Start of ENTRIES PROVIDED

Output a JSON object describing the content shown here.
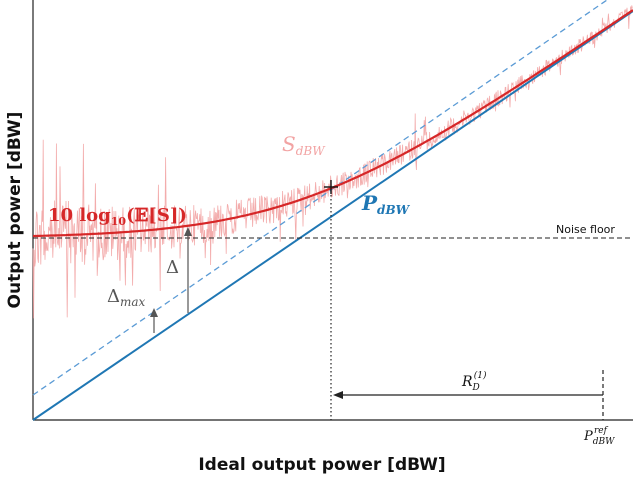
{
  "chart_data": {
    "type": "line",
    "xlabel": "Ideal output power [dBW]",
    "ylabel": "Output power [dBW]",
    "x_range": [
      0,
      1
    ],
    "y_range": [
      0,
      1
    ],
    "series": [
      {
        "name": "S_dBW",
        "label_main": "S",
        "label_sub": "dBW",
        "color": "#f2a3a3",
        "kind": "noisy"
      },
      {
        "name": "10 log10(E[S])",
        "label_main": "10 log",
        "label_sub": "10",
        "label_tail": "(𝔼[S])",
        "color": "#d62728"
      },
      {
        "name": "P_dBW",
        "label_main": "P",
        "label_sub": "dBW",
        "color": "#1f77b4"
      },
      {
        "name": "offset line",
        "color": "#5b9bd5",
        "style": "dashed"
      }
    ],
    "annotations": {
      "noise_floor": "Noise floor",
      "delta": "Δ",
      "delta_max_main": "Δ",
      "delta_max_sub": "max",
      "rd_main": "R",
      "rd_sub": "D",
      "rd_sup": "(1)",
      "pref_main": "P",
      "pref_sub": "dBW",
      "pref_sup": "ref"
    }
  }
}
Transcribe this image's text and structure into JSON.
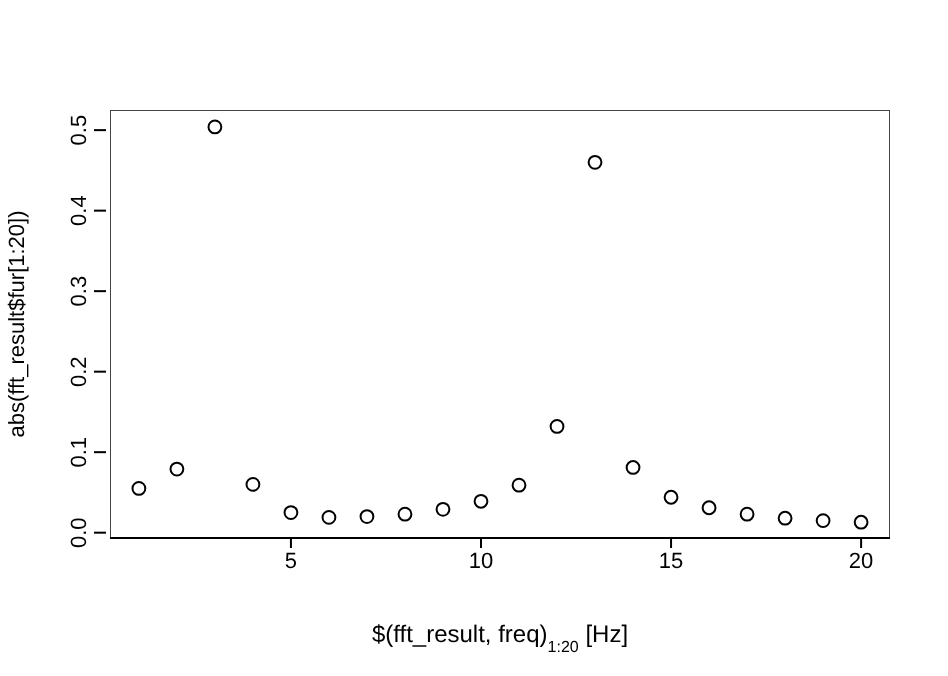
{
  "chart_data": {
    "type": "scatter",
    "xlabel": "$(fft_result, freq)$_{1:20}$ [Hz]",
    "ylabel": "abs(fft_result$fur[1:20])",
    "x": [
      1,
      2,
      3,
      4,
      5,
      6,
      7,
      8,
      9,
      10,
      11,
      12,
      13,
      14,
      15,
      16,
      17,
      18,
      19,
      20
    ],
    "values": [
      0.055,
      0.079,
      0.504,
      0.06,
      0.025,
      0.019,
      0.02,
      0.023,
      0.029,
      0.039,
      0.059,
      0.132,
      0.46,
      0.081,
      0.044,
      0.031,
      0.023,
      0.018,
      0.015,
      0.013
    ],
    "color": "#000000",
    "marker": "circle",
    "xlim": [
      0.24,
      20.76
    ],
    "xticks": [
      5,
      10,
      15,
      20
    ],
    "ylim": [
      -0.0066,
      0.525
    ],
    "yticks": [
      {
        "value": 0,
        "label": "0.0"
      },
      0.1,
      0.2,
      0.3,
      0.4,
      0.5
    ],
    "grid": false,
    "legend": false
  }
}
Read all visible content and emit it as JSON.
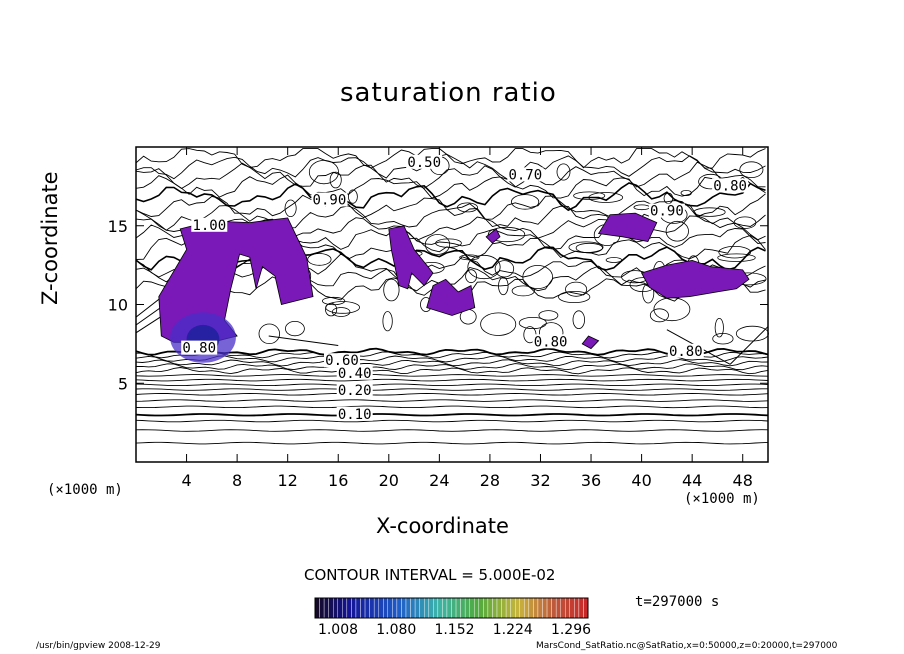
{
  "chart_data": {
    "type": "contour",
    "title": "saturation ratio",
    "xlabel": "X-coordinate",
    "ylabel": "Z-coordinate",
    "x_unit": "(×1000 m)",
    "x_ticks": [
      4,
      8,
      12,
      16,
      20,
      24,
      28,
      32,
      36,
      40,
      44,
      48
    ],
    "y_ticks": [
      5,
      10,
      15
    ],
    "xlim": [
      0,
      50
    ],
    "ylim": [
      0,
      20
    ],
    "contour_labels": [
      {
        "text": "0.10",
        "x": 17.3,
        "z": 3.0
      },
      {
        "text": "0.20",
        "x": 17.3,
        "z": 4.5
      },
      {
        "text": "0.40",
        "x": 17.3,
        "z": 5.6
      },
      {
        "text": "0.60",
        "x": 16.3,
        "z": 6.4
      },
      {
        "text": "0.80",
        "x": 5.0,
        "z": 7.2
      },
      {
        "text": "0.80",
        "x": 32.8,
        "z": 7.6
      },
      {
        "text": "0.80",
        "x": 43.5,
        "z": 7.0
      },
      {
        "text": "1.00",
        "x": 5.8,
        "z": 15.0
      },
      {
        "text": "0.50",
        "x": 22.8,
        "z": 19.0
      },
      {
        "text": "0.70",
        "x": 30.8,
        "z": 18.2
      },
      {
        "text": "0.90",
        "x": 15.3,
        "z": 16.6
      },
      {
        "text": "0.80",
        "x": 47.0,
        "z": 17.5
      },
      {
        "text": "0.90",
        "x": 42.0,
        "z": 15.9
      }
    ],
    "shaded_threshold": 1.0,
    "shaded_color": "#7a18b8",
    "colorbar": {
      "min": 1.008,
      "max": 1.296,
      "tick_labels": [
        "1.008",
        "1.080",
        "1.152",
        "1.224",
        "1.296"
      ]
    },
    "contour_interval": "CONTOUR INTERVAL = 5.000E-02",
    "time": "t=297000 s"
  },
  "footer": {
    "program": "/usr/bin/gpview   2008-12-29",
    "source": "MarsCond_SatRatio.nc@SatRatio,x=0:50000,z=0:20000,t=297000"
  }
}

End of ENTRIES PROVIDED

* _DIRECTIONS_
Except for the pictures, reproduce every line exactly.

* _REPLY_
Output a JSON object describing the content shown here.
{
  "chart_data": {
    "type": "line",
    "xlabel": "Ideal output power [dBW]",
    "ylabel": "Output power [dBW]",
    "x_range": [
      0,
      1
    ],
    "y_range": [
      0,
      1
    ],
    "series": [
      {
        "name": "S_dBW",
        "label_main": "S",
        "label_sub": "dBW",
        "color": "#f2a3a3",
        "kind": "noisy"
      },
      {
        "name": "10 log10(E[S])",
        "label_main": "10 log",
        "label_sub": "10",
        "label_tail": "(𝔼[S])",
        "color": "#d62728"
      },
      {
        "name": "P_dBW",
        "label_main": "P",
        "label_sub": "dBW",
        "color": "#1f77b4"
      },
      {
        "name": "offset line",
        "color": "#5b9bd5",
        "style": "dashed"
      }
    ],
    "annotations": {
      "noise_floor": "Noise floor",
      "delta": "Δ",
      "delta_max_main": "Δ",
      "delta_max_sub": "max",
      "rd_main": "R",
      "rd_sub": "D",
      "rd_sup": "(1)",
      "pref_main": "P",
      "pref_sub": "dBW",
      "pref_sup": "ref"
    }
  }
}
Transcribe this image's text and structure into JSON.
{
  "chart_data": {
    "type": "scatter",
    "xlabel": "$(fft_result, freq)$_{1:20}$ [Hz]",
    "ylabel": "abs(fft_result$fur[1:20])",
    "x": [
      1,
      2,
      3,
      4,
      5,
      6,
      7,
      8,
      9,
      10,
      11,
      12,
      13,
      14,
      15,
      16,
      17,
      18,
      19,
      20
    ],
    "values": [
      0.055,
      0.079,
      0.504,
      0.06,
      0.025,
      0.019,
      0.02,
      0.023,
      0.029,
      0.039,
      0.059,
      0.132,
      0.46,
      0.081,
      0.044,
      0.031,
      0.023,
      0.018,
      0.015,
      0.013
    ],
    "color": "#000000",
    "marker": "circle",
    "xlim": [
      0.24,
      20.76
    ],
    "xticks": [
      5,
      10,
      15,
      20
    ],
    "ylim": [
      -0.0066,
      0.525
    ],
    "yticks": [
      {
        "value": 0,
        "label": "0.0"
      },
      0.1,
      0.2,
      0.3,
      0.4,
      0.5
    ],
    "grid": false,
    "legend": false
  }
}
Read all visible content and emit it as JSON.
{
  "chart_data": {
    "type": "contour",
    "title": "saturation ratio",
    "xlabel": "X-coordinate",
    "ylabel": "Z-coordinate",
    "x_unit": "(×1000 m)",
    "x_ticks": [
      4,
      8,
      12,
      16,
      20,
      24,
      28,
      32,
      36,
      40,
      44,
      48
    ],
    "y_ticks": [
      5,
      10,
      15
    ],
    "xlim": [
      0,
      50
    ],
    "ylim": [
      0,
      20
    ],
    "contour_labels": [
      {
        "text": "0.10",
        "x": 17.3,
        "z": 3.0
      },
      {
        "text": "0.20",
        "x": 17.3,
        "z": 4.5
      },
      {
        "text": "0.40",
        "x": 17.3,
        "z": 5.6
      },
      {
        "text": "0.60",
        "x": 16.3,
        "z": 6.4
      },
      {
        "text": "0.80",
        "x": 5.0,
        "z": 7.2
      },
      {
        "text": "0.80",
        "x": 32.8,
        "z": 7.6
      },
      {
        "text": "0.80",
        "x": 43.5,
        "z": 7.0
      },
      {
        "text": "1.00",
        "x": 5.8,
        "z": 15.0
      },
      {
        "text": "0.50",
        "x": 22.8,
        "z": 19.0
      },
      {
        "text": "0.70",
        "x": 30.8,
        "z": 18.2
      },
      {
        "text": "0.90",
        "x": 15.3,
        "z": 16.6
      },
      {
        "text": "0.80",
        "x": 47.0,
        "z": 17.5
      },
      {
        "text": "0.90",
        "x": 42.0,
        "z": 15.9
      }
    ],
    "shaded_threshold": 1.0,
    "shaded_color": "#7a18b8",
    "colorbar": {
      "min": 1.008,
      "max": 1.296,
      "tick_labels": [
        "1.008",
        "1.080",
        "1.152",
        "1.224",
        "1.296"
      ]
    },
    "contour_interval": "CONTOUR INTERVAL = 5.000E-02",
    "time": "t=297000 s"
  },
  "footer": {
    "program": "/usr/bin/gpview   2008-12-29",
    "source": "MarsCond_SatRatio.nc@SatRatio,x=0:50000,z=0:20000,t=297000"
  }
}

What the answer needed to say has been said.